Problem:
Read the lines that follow and pick out every one containing the word "giúp".

--- start ---

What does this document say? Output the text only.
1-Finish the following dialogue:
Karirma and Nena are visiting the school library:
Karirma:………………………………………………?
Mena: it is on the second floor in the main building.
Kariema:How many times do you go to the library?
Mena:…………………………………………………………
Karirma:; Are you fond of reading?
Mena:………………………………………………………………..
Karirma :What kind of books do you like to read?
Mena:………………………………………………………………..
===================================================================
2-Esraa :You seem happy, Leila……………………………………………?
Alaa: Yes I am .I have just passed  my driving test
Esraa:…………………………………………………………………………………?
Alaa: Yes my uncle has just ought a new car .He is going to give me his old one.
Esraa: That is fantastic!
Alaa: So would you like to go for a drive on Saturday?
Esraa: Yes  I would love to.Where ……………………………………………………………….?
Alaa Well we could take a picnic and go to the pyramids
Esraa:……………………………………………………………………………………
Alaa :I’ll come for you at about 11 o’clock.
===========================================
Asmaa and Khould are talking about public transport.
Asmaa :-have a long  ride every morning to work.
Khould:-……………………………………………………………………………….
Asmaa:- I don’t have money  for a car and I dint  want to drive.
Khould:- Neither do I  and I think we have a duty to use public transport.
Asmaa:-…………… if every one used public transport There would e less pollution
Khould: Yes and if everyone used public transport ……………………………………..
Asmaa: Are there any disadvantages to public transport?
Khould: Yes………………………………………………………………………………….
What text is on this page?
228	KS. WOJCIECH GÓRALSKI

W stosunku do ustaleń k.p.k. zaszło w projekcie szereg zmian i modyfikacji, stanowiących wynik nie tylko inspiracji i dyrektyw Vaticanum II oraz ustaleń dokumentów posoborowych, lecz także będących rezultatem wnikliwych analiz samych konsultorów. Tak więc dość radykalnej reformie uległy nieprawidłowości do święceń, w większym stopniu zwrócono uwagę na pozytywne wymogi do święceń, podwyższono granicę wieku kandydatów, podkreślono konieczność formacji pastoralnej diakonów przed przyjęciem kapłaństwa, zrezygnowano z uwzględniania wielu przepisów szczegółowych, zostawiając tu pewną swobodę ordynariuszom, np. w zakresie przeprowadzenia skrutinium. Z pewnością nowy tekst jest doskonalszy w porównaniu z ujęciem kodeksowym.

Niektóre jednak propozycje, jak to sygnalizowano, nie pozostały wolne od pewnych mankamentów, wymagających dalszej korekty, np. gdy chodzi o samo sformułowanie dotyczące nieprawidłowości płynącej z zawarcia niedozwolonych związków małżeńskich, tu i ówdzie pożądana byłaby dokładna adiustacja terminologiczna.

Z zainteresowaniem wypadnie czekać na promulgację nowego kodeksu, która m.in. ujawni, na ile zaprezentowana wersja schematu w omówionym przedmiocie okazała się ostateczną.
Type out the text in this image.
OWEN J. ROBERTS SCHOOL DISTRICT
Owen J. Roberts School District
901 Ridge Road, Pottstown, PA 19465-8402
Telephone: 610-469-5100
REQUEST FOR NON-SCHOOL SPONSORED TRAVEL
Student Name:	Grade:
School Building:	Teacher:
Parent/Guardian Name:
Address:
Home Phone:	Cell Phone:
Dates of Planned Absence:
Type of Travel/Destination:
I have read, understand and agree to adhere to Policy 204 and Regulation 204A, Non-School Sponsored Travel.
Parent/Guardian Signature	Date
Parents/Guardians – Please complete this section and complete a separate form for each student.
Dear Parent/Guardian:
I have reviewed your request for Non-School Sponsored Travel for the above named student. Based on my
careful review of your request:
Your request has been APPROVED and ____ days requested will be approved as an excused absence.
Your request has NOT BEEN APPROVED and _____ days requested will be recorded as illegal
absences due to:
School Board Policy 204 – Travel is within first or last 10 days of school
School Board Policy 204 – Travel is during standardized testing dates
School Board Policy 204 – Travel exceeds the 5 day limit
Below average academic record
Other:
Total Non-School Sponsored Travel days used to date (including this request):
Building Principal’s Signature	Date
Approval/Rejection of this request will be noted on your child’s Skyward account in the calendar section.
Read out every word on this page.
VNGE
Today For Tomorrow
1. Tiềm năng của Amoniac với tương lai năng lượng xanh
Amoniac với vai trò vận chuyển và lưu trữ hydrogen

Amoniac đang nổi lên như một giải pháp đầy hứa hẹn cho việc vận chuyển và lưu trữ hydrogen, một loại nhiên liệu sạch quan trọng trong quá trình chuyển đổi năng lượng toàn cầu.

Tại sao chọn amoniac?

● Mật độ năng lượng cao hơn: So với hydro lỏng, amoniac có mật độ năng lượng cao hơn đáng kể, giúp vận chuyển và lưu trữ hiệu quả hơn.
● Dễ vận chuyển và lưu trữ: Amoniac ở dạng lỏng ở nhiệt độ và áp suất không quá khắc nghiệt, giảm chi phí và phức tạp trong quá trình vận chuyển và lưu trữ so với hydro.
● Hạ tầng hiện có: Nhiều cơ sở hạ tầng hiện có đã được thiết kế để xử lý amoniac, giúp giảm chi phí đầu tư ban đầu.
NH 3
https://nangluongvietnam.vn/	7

--- end ---

Written solution:
● Mật độ năng lượng cao hơn: So với hydro lỏng, amoniac có mật độ năng lượng cao hơn đáng kể, giúp vận chuyển và lưu trữ hiệu quả hơn.
● Hạ tầng hiện có: Nhiều cơ sở hạ tầng hiện có đã được thiết kế để xử lý amoniac, giúp giảm chi phí đầu tư ban đầu.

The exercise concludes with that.